-- start Given entries --
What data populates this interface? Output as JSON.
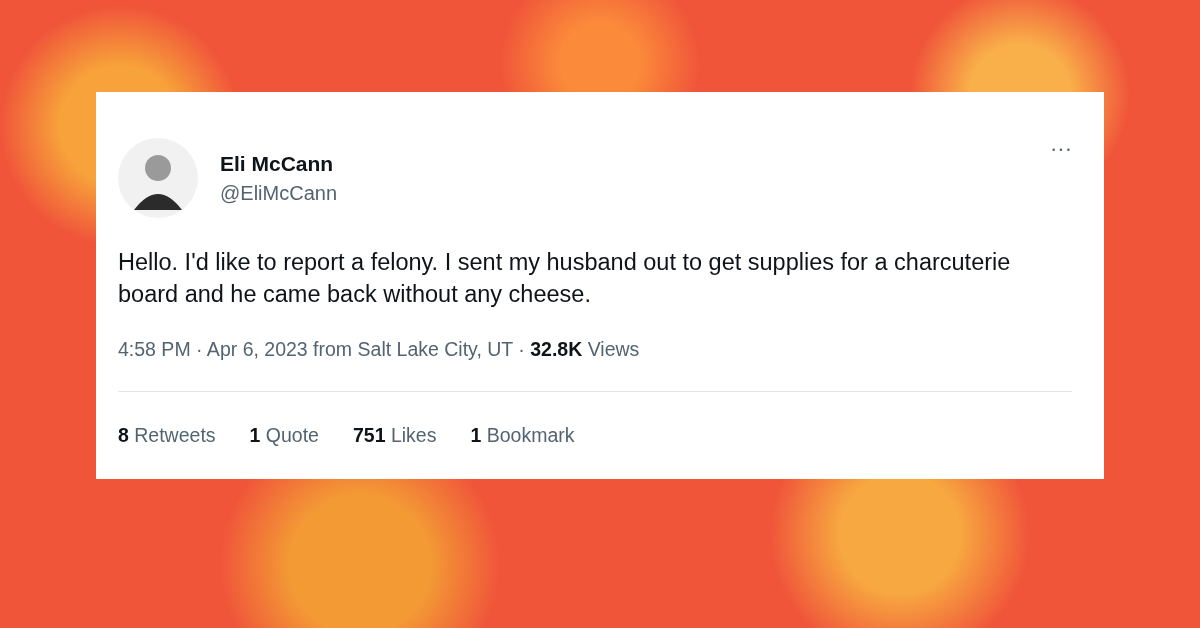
{
  "author": {
    "name": "Eli McCann",
    "handle": "@EliMcCann"
  },
  "more": "···",
  "text": "Hello. I'd like to report a felony. I sent my husband out to get supplies for a charcuterie board and he came back without any cheese.",
  "meta": "4:58 PM · Apr 6, 2023 from Salt Lake City, UT · **32.8K** Views",
  "stats": [
    {
      "count": "8",
      "label": "Retweets"
    },
    {
      "count": "1",
      "label": "Quote"
    },
    {
      "count": "751",
      "label": "Likes"
    },
    {
      "count": "1",
      "label": "Bookmark"
    }
  ]
}
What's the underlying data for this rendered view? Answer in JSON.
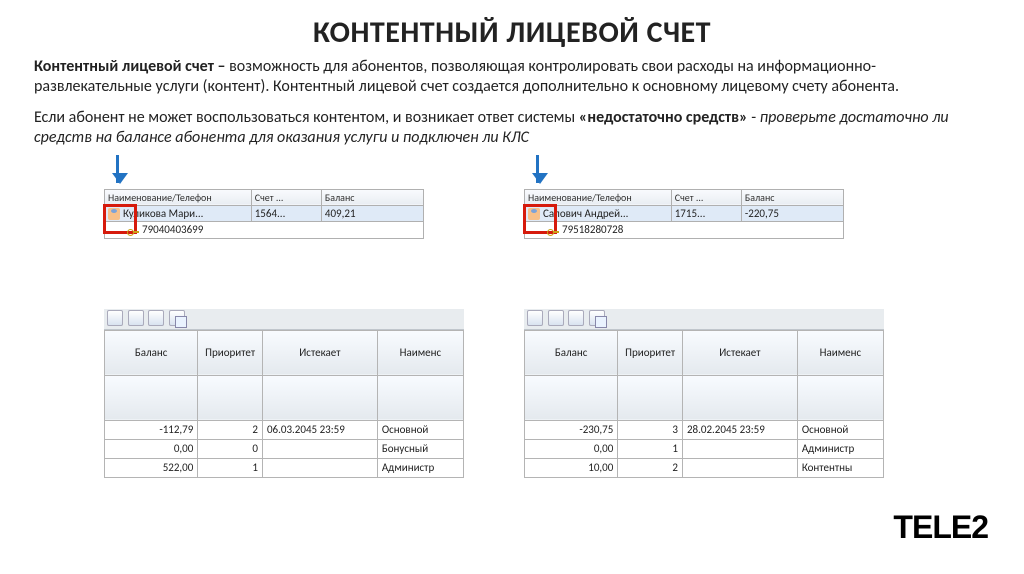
{
  "title": "КОНТЕНТНЫЙ ЛИЦЕВОЙ СЧЕТ",
  "para1_bold": "Контентный лицевой счет – ",
  "para1_rest": "возможность для абонентов, позволяющая контролировать свои расходы на информационно-развлекательные услуги (контент). Контентный лицевой счет создается дополнительно к основному лицевому счету абонента.",
  "para2_a": "Если абонент не может воспользоваться контентом, и возникает ответ системы ",
  "para2_bold": "«недостаточно средств»",
  "para2_b": " - ",
  "para2_italic": "проверьте достаточно ли средств на балансе абонента для оказания услуги и подключен ли КЛС",
  "top": {
    "headers": {
      "name": "Наименование/Телефон",
      "acct": "Счет ...",
      "bal": "Баланс"
    },
    "left": {
      "row1": {
        "name": "Куликова Мари...",
        "acct": "1564...",
        "bal": "409,21"
      },
      "row2": {
        "phone": "79040403699"
      }
    },
    "right": {
      "row1": {
        "name": "Сапович Андрей...",
        "acct": "1715...",
        "bal": "-220,75"
      },
      "row2": {
        "phone": "79518280728"
      }
    }
  },
  "bottom": {
    "headers": {
      "bal": "Баланс",
      "prio": "Приоритет",
      "exp": "Истекает",
      "name": "Наименс"
    },
    "left": {
      "r1": {
        "bal": "-112,79",
        "prio": "2",
        "exp": "06.03.2045 23:59",
        "name": "Основной"
      },
      "r2": {
        "bal": "0,00",
        "prio": "0",
        "exp": "",
        "name": "Бонусный"
      },
      "r3": {
        "bal": "522,00",
        "prio": "1",
        "exp": "",
        "name": "Администр"
      }
    },
    "right": {
      "r1": {
        "bal": "-230,75",
        "prio": "3",
        "exp": "28.02.2045 23:59",
        "name": "Основной"
      },
      "r2": {
        "bal": "0,00",
        "prio": "1",
        "exp": "",
        "name": "Администр"
      },
      "r3": {
        "bal": "10,00",
        "prio": "2",
        "exp": "",
        "name": "Контентны"
      }
    }
  },
  "logo": "TELE2"
}
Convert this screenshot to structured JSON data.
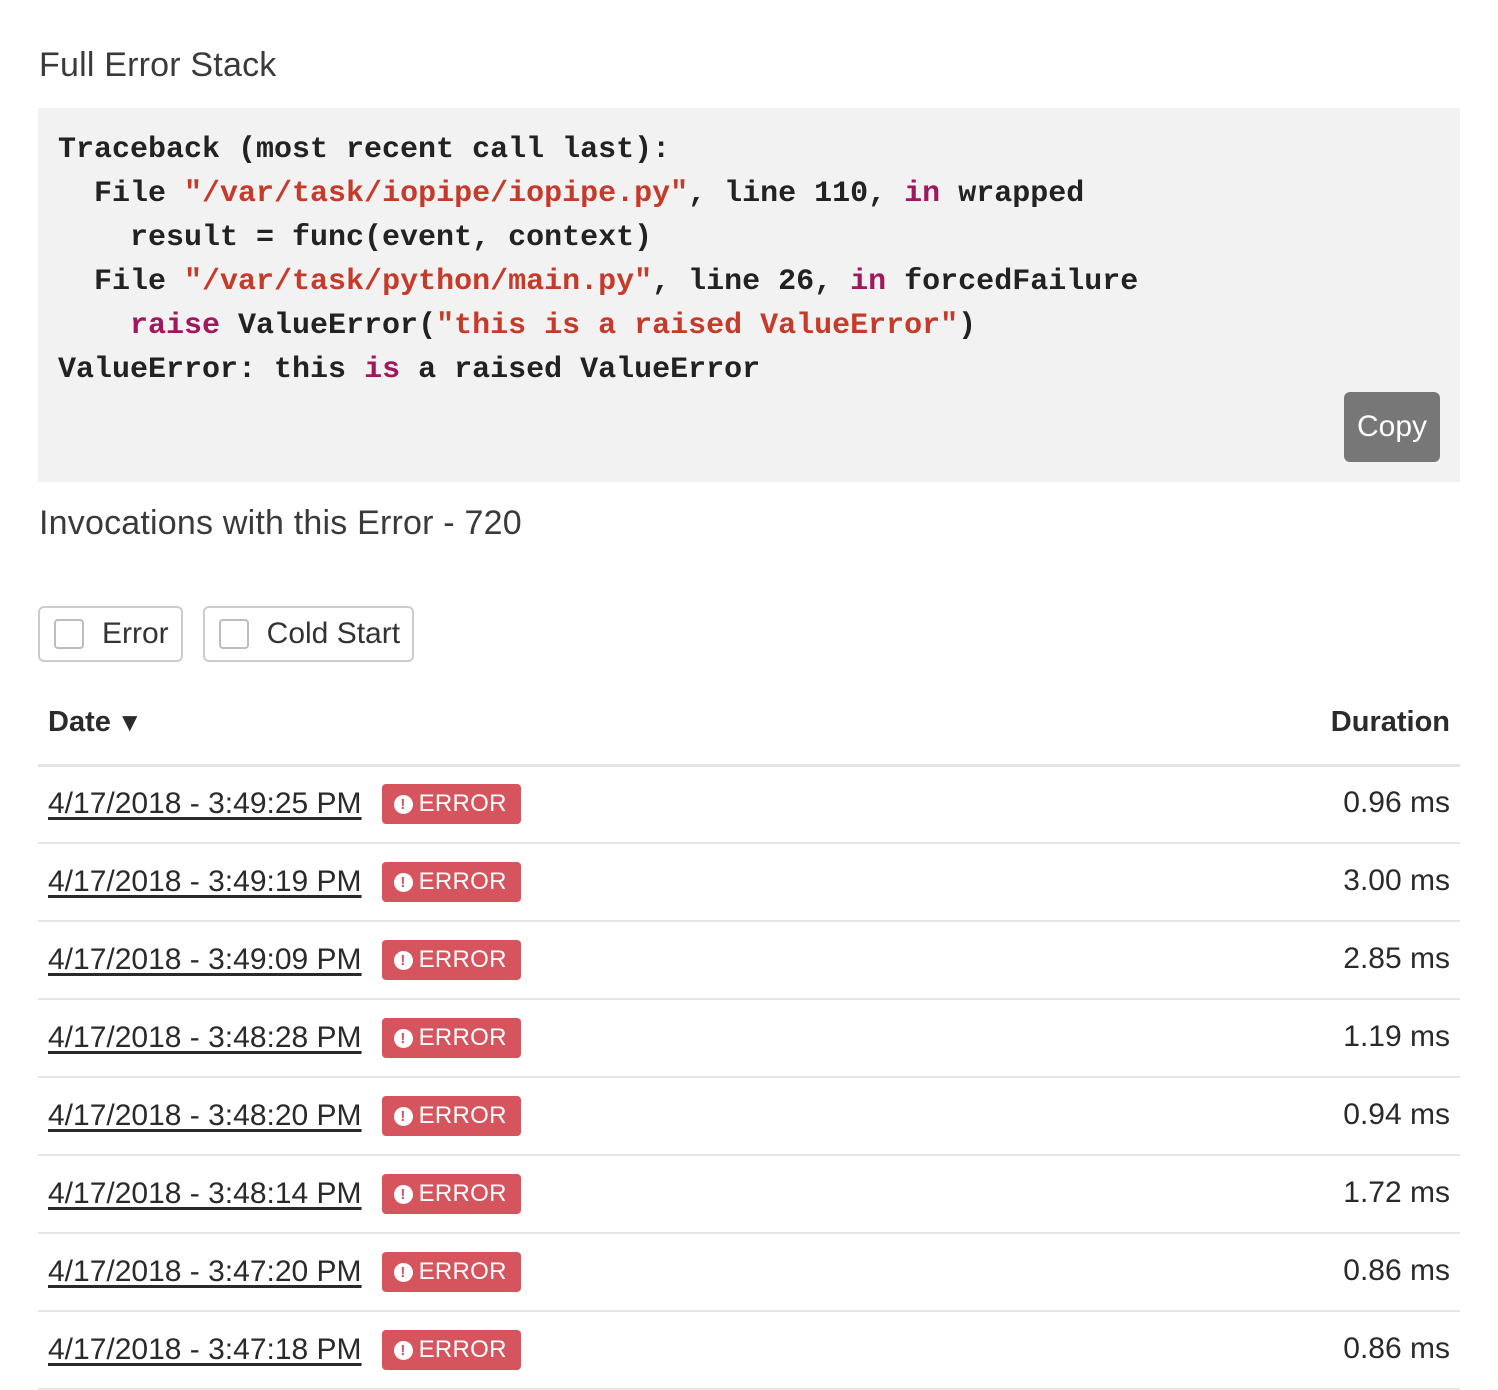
{
  "stack": {
    "title": "Full Error Stack",
    "copy_label": "Copy",
    "lines": [
      [
        {
          "t": "Traceback (most recent call last):",
          "c": ""
        }
      ],
      [
        {
          "t": "  File ",
          "c": ""
        },
        {
          "t": "\"/var/task/iopipe/iopipe.py\"",
          "c": "str"
        },
        {
          "t": ", line 110, ",
          "c": ""
        },
        {
          "t": "in",
          "c": "kw"
        },
        {
          "t": " wrapped",
          "c": ""
        }
      ],
      [
        {
          "t": "    result = func(event, context)",
          "c": ""
        }
      ],
      [
        {
          "t": "  File ",
          "c": ""
        },
        {
          "t": "\"/var/task/python/main.py\"",
          "c": "str"
        },
        {
          "t": ", line 26, ",
          "c": ""
        },
        {
          "t": "in",
          "c": "kw"
        },
        {
          "t": " forcedFailure",
          "c": ""
        }
      ],
      [
        {
          "t": "    ",
          "c": ""
        },
        {
          "t": "raise",
          "c": "kw"
        },
        {
          "t": " ValueError(",
          "c": ""
        },
        {
          "t": "\"this is a raised ValueError\"",
          "c": "str"
        },
        {
          "t": ")",
          "c": ""
        }
      ],
      [
        {
          "t": "ValueError: this ",
          "c": ""
        },
        {
          "t": "is",
          "c": "kw"
        },
        {
          "t": " a raised ValueError",
          "c": ""
        }
      ]
    ]
  },
  "invocations": {
    "title": "Invocations with this Error - 720"
  },
  "filters": [
    {
      "label": "Error",
      "checked": false
    },
    {
      "label": "Cold Start",
      "checked": false
    }
  ],
  "table": {
    "date_header": "Date",
    "sort_icon": "▼",
    "duration_header": "Duration",
    "badge_label": "ERROR",
    "badge_icon": "!",
    "rows": [
      {
        "date": "4/17/2018 - 3:49:25 PM",
        "duration": "0.96 ms"
      },
      {
        "date": "4/17/2018 - 3:49:19 PM",
        "duration": "3.00 ms"
      },
      {
        "date": "4/17/2018 - 3:49:09 PM",
        "duration": "2.85 ms"
      },
      {
        "date": "4/17/2018 - 3:48:28 PM",
        "duration": "1.19 ms"
      },
      {
        "date": "4/17/2018 - 3:48:20 PM",
        "duration": "0.94 ms"
      },
      {
        "date": "4/17/2018 - 3:48:14 PM",
        "duration": "1.72 ms"
      },
      {
        "date": "4/17/2018 - 3:47:20 PM",
        "duration": "0.86 ms"
      },
      {
        "date": "4/17/2018 - 3:47:18 PM",
        "duration": "0.86 ms"
      }
    ]
  },
  "colors": {
    "badge_bg": "#d6545e",
    "code_bg": "#f2f2f2",
    "string": "#c63a2a",
    "keyword": "#a0185c",
    "copy_button": "#777777"
  }
}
-- end Given entries --
Each line in the entries above that includes the string "data" should be extracted.

What data populates this interface? Output as JSON.
What's the underlying data for this rendered view? Answer in JSON.
Convert this screenshot to structured JSON data.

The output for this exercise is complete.